▸ Problem: Return the entries below verbatim. Pictures stay out.
===== Supplied records
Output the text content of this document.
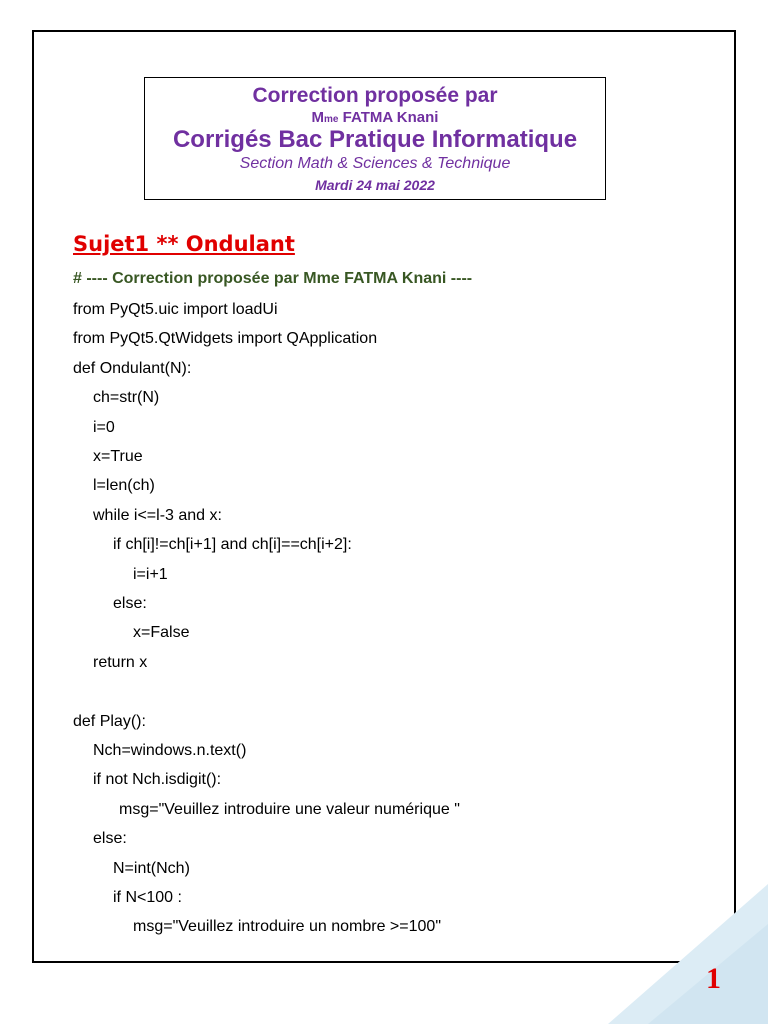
1
Correction proposée par
Mme FATMA Knani
Corrigés Bac Pratique Informatique
Section Math & Sciences & Technique
Mardi 24 mai 2022
Sujet1 ** Ondulant
# ---- Correction proposée par Mme FATMA Knani ----
from PyQt5.uic import loadUi
from PyQt5.QtWidgets import QApplication
def Ondulant(N):
ch=str(N)
i=0
x=True
l=len(ch)
while i<=l-3 and x:
if ch[i]!=ch[i+1] and ch[i]==ch[i+2]:
i=i+1
else:
x=False
return x
def Play():
Nch=windows.n.text()
if not Nch.isdigit():
msg="Veuillez introduire une valeur numérique "
else:
N=int(Nch)
if N<100 :
msg="Veuillez introduire un nombre >=100"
==========
▸ Reply to the exercise:
Output the text content of this document.
1
Correction proposée par
Mme FATMA Knani
Corrigés Bac Pratique Informatique
Section Math & Sciences & Technique
Mardi 24 mai 2022
Sujet1 ** Ondulant
# ---- Correction proposée par Mme FATMA Knani ----
from PyQt5.uic import loadUi
from PyQt5.QtWidgets import QApplication
def Ondulant(N):
ch=str(N)
i=0
x=True
l=len(ch)
while i<=l-3 and x:
if ch[i]!=ch[i+1] and ch[i]==ch[i+2]:
i=i+1
else:
x=False
return x
def Play():
Nch=windows.n.text()
if not Nch.isdigit():
msg="Veuillez introduire une valeur numérique "
else:
N=int(Nch)
if N<100 :
msg="Veuillez introduire un nombre >=100"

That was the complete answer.